RECORDS PROVIDED:
---
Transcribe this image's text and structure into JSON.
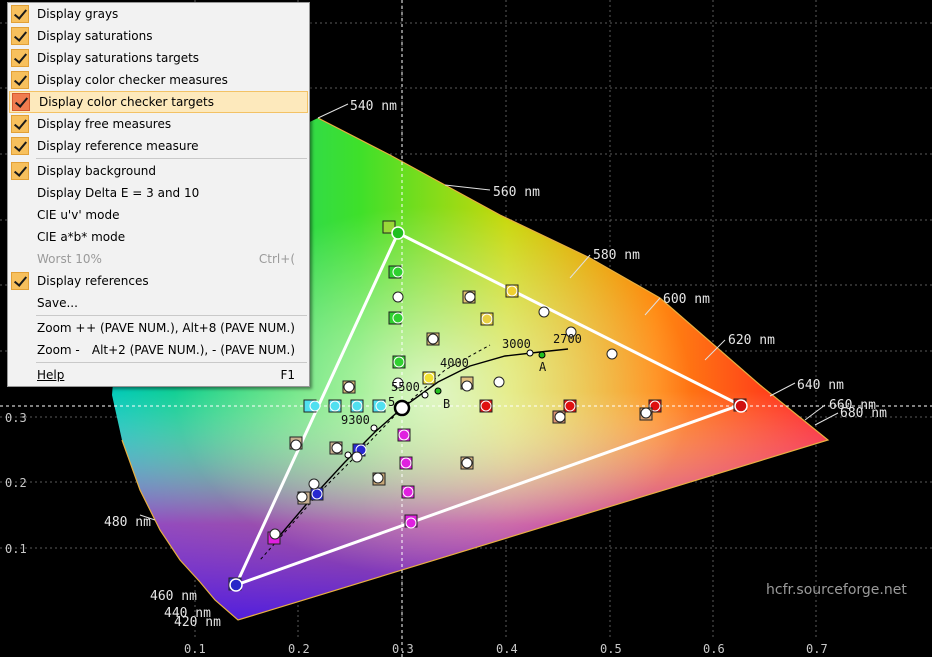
{
  "menu": {
    "items": [
      {
        "label": "Display grays",
        "checked": true,
        "selected": false
      },
      {
        "label": "Display saturations",
        "checked": true,
        "selected": false
      },
      {
        "label": "Display saturations targets",
        "checked": true,
        "selected": false
      },
      {
        "label": "Display color checker measures",
        "checked": true,
        "selected": false
      },
      {
        "label": "Display color checker targets",
        "checked": true,
        "selected": true
      },
      {
        "label": "Display free measures",
        "checked": true,
        "selected": false
      },
      {
        "label": "Display reference measure",
        "checked": true,
        "selected": false
      },
      {
        "label": "Display background",
        "checked": true,
        "selected": false
      },
      {
        "label": "Display Delta E = 3 and 10",
        "checked": false,
        "selected": false
      },
      {
        "label": "CIE u'v' mode",
        "checked": false,
        "selected": false
      },
      {
        "label": "CIE a*b* mode",
        "checked": false,
        "selected": false
      },
      {
        "label": "Worst 10%",
        "shortcut": "Ctrl+(",
        "checked": false,
        "disabled": true
      },
      {
        "label": "Display references",
        "checked": true,
        "selected": false
      },
      {
        "label": "Save...",
        "checked": false,
        "selected": false
      },
      {
        "label": "Zoom +",
        "shortcut": "+ (PAVE NUM.), Alt+8 (PAVE NUM.)",
        "checked": false
      },
      {
        "label": "Zoom -",
        "shortcut": "Alt+2 (PAVE NUM.), - (PAVE NUM.)",
        "checked": false
      },
      {
        "label": "Help",
        "shortcut": "F1",
        "checked": false
      }
    ]
  },
  "axes": {
    "x_ticks": [
      "0.1",
      "0.2",
      "0.3",
      "0.4",
      "0.5",
      "0.6",
      "0.7"
    ],
    "y_ticks": [
      "0.1",
      "0.2",
      "0.3"
    ]
  },
  "wavelengths": [
    "540 nm",
    "560 nm",
    "580 nm",
    "600 nm",
    "620 nm",
    "640 nm",
    "660 nm",
    "680 nm",
    "480 nm",
    "460 nm",
    "440 nm",
    "420 nm"
  ],
  "cct_labels": [
    "3000",
    "2700",
    "4000",
    "5500",
    "9300"
  ],
  "cct_markers": [
    "A",
    "B"
  ],
  "partial_label": "5",
  "watermark": "hcfr.sourceforge.net",
  "colors": {
    "menu_bg": "#f2f2f2",
    "menu_highlight": "#fde9bc",
    "check": "#f7c05d",
    "axis_text": "#c8c8c8"
  },
  "chart_data": {
    "type": "scatter",
    "title": "",
    "xlim": [
      0.0,
      0.8
    ],
    "ylim": [
      0.0,
      0.35
    ],
    "gamut_reference": [
      [
        0.3,
        0.6
      ],
      [
        0.64,
        0.33
      ],
      [
        0.15,
        0.06
      ]
    ],
    "gamut_measured": [
      [
        0.295,
        0.59
      ],
      [
        0.63,
        0.33
      ],
      [
        0.145,
        0.055
      ]
    ],
    "whitepoint": [
      0.3127,
      0.329
    ],
    "blackbody_locus": [
      [
        0.437,
        0.404
      ],
      [
        0.38,
        0.377
      ],
      [
        0.333,
        0.342
      ],
      [
        0.313,
        0.329
      ],
      [
        0.283,
        0.297
      ]
    ]
  }
}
---
WHAT IS EXPECTED: Work through the data and report how many of its lines hold the word "saturations", giving only the figure.

ANSWER FOR THIS EXERCISE: 2